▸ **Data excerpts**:
/---

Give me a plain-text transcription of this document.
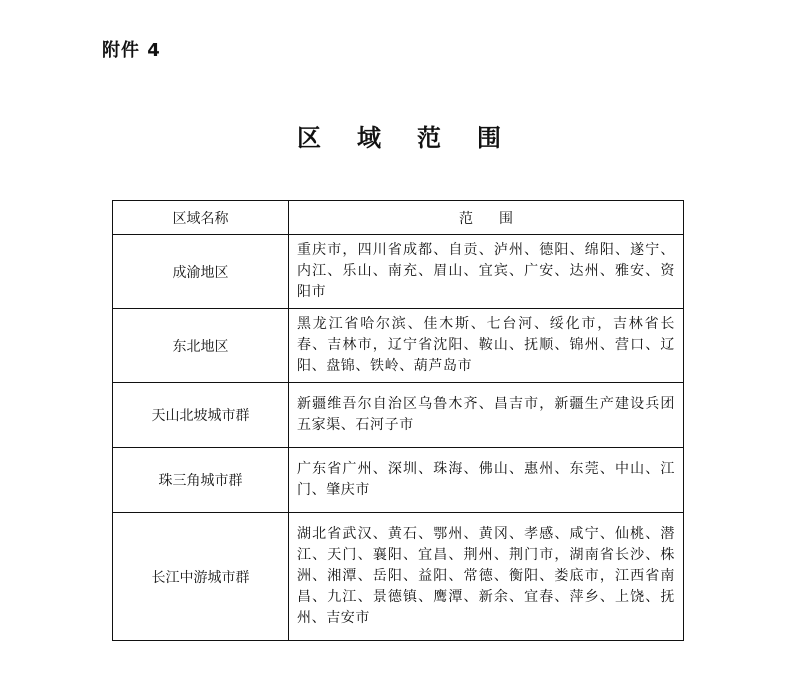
附件 4
区 域 范 围
区域名称	范围
成渝地区	重庆市，四川省成都、自贡、泸州、德阳、绵阳、遂宁、内江、乐山、南充、眉山、宜宾、广安、达州、雅安、资阳市
东北地区	黑龙江省哈尔滨、佳木斯、七台河、绥化市，吉林省长春、吉林市，辽宁省沈阳、鞍山、抚顺、锦州、营口、辽阳、盘锦、铁岭、葫芦岛市
天山北坡城市群	新疆维吾尔自治区乌鲁木齐、昌吉市，新疆生产建设兵团五家渠、石河子市
珠三角城市群	广东省广州、深圳、珠海、佛山、惠州、东莞、中山、江门、肇庆市
长江中游城市群	湖北省武汉、黄石、鄂州、黄冈、孝感、咸宁、仙桃、潜江、天门、襄阳、宜昌、荆州、荆门市，湖南省长沙、株洲、湘潭、岳阳、益阳、常德、衡阳、娄底市，江西省南昌、九江、景德镇、鹰潭、新余、宜春、萍乡、上饶、抚州、吉安市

\---

▸ **THE TASK**:
Every entry above is to be set down exactly; the pictures are to be left out.

▸ **FINAL RESULT**:
Give me a plain-text transcription of this document.
附件 4
区 域 范 围
区域名称	范围
成渝地区	重庆市，四川省成都、自贡、泸州、德阳、绵阳、遂宁、内江、乐山、南充、眉山、宜宾、广安、达州、雅安、资阳市
东北地区	黑龙江省哈尔滨、佳木斯、七台河、绥化市，吉林省长春、吉林市，辽宁省沈阳、鞍山、抚顺、锦州、营口、辽阳、盘锦、铁岭、葫芦岛市
天山北坡城市群	新疆维吾尔自治区乌鲁木齐、昌吉市，新疆生产建设兵团五家渠、石河子市
珠三角城市群	广东省广州、深圳、珠海、佛山、惠州、东莞、中山、江门、肇庆市
长江中游城市群	湖北省武汉、黄石、鄂州、黄冈、孝感、咸宁、仙桃、潜江、天门、襄阳、宜昌、荆州、荆门市，湖南省长沙、株洲、湘潭、岳阳、益阳、常德、衡阳、娄底市，江西省南昌、九江、景德镇、鹰潭、新余、宜春、萍乡、上饶、抚州、吉安市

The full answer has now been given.